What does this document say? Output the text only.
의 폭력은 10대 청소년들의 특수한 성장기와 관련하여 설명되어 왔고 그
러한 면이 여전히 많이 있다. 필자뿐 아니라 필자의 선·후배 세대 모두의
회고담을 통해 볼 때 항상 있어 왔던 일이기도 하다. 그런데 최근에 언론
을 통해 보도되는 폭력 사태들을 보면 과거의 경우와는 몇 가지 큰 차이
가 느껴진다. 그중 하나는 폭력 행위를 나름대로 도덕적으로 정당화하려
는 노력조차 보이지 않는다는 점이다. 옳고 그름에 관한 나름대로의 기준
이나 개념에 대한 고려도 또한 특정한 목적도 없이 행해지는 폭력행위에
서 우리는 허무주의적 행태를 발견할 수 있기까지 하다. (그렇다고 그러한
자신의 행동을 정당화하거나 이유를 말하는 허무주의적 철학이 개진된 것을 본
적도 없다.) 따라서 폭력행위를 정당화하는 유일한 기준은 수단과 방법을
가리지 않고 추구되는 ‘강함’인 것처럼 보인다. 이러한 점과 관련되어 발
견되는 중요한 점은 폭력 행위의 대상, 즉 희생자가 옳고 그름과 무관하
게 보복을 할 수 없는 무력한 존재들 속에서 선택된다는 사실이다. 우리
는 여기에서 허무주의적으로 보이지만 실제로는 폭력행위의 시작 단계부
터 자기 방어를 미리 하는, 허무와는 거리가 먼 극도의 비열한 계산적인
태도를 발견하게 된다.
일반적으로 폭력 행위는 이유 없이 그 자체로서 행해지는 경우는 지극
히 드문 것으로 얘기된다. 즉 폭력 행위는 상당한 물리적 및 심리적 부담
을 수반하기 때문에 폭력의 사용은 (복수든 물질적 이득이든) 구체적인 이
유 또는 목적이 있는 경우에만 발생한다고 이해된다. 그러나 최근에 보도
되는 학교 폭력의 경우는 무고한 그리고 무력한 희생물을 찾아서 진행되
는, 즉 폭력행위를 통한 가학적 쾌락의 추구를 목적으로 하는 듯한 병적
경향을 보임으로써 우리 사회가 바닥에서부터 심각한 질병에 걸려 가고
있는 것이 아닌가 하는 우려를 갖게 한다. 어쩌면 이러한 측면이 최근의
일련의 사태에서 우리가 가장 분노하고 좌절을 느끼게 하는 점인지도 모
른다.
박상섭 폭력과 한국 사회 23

§ What the task asks:
Exactly reproduce every line of the records.

§ Answer to the exercise:
What does this document say? Output the text only.
의 폭력은 10대 청소년들의 특수한 성장기와 관련하여 설명되어 왔고 그
러한 면이 여전히 많이 있다. 필자뿐 아니라 필자의 선·후배 세대 모두의
회고담을 통해 볼 때 항상 있어 왔던 일이기도 하다. 그런데 최근에 언론
을 통해 보도되는 폭력 사태들을 보면 과거의 경우와는 몇 가지 큰 차이
가 느껴진다. 그중 하나는 폭력 행위를 나름대로 도덕적으로 정당화하려
는 노력조차 보이지 않는다는 점이다. 옳고 그름에 관한 나름대로의 기준
이나 개념에 대한 고려도 또한 특정한 목적도 없이 행해지는 폭력행위에
서 우리는 허무주의적 행태를 발견할 수 있기까지 하다. (그렇다고 그러한
자신의 행동을 정당화하거나 이유를 말하는 허무주의적 철학이 개진된 것을 본
적도 없다.) 따라서 폭력행위를 정당화하는 유일한 기준은 수단과 방법을
가리지 않고 추구되는 ‘강함’인 것처럼 보인다. 이러한 점과 관련되어 발
견되는 중요한 점은 폭력 행위의 대상, 즉 희생자가 옳고 그름과 무관하
게 보복을 할 수 없는 무력한 존재들 속에서 선택된다는 사실이다. 우리
는 여기에서 허무주의적으로 보이지만 실제로는 폭력행위의 시작 단계부
터 자기 방어를 미리 하는, 허무와는 거리가 먼 극도의 비열한 계산적인
태도를 발견하게 된다.
일반적으로 폭력 행위는 이유 없이 그 자체로서 행해지는 경우는 지극
히 드문 것으로 얘기된다. 즉 폭력 행위는 상당한 물리적 및 심리적 부담
을 수반하기 때문에 폭력의 사용은 (복수든 물질적 이득이든) 구체적인 이
유 또는 목적이 있는 경우에만 발생한다고 이해된다. 그러나 최근에 보도
되는 학교 폭력의 경우는 무고한 그리고 무력한 희생물을 찾아서 진행되
는, 즉 폭력행위를 통한 가학적 쾌락의 추구를 목적으로 하는 듯한 병적
경향을 보임으로써 우리 사회가 바닥에서부터 심각한 질병에 걸려 가고
있는 것이 아닌가 하는 우려를 갖게 한다. 어쩌면 이러한 측면이 최근의
일련의 사태에서 우리가 가장 분노하고 좌절을 느끼게 하는 점인지도 모
른다.
박상섭 폭력과 한국 사회 23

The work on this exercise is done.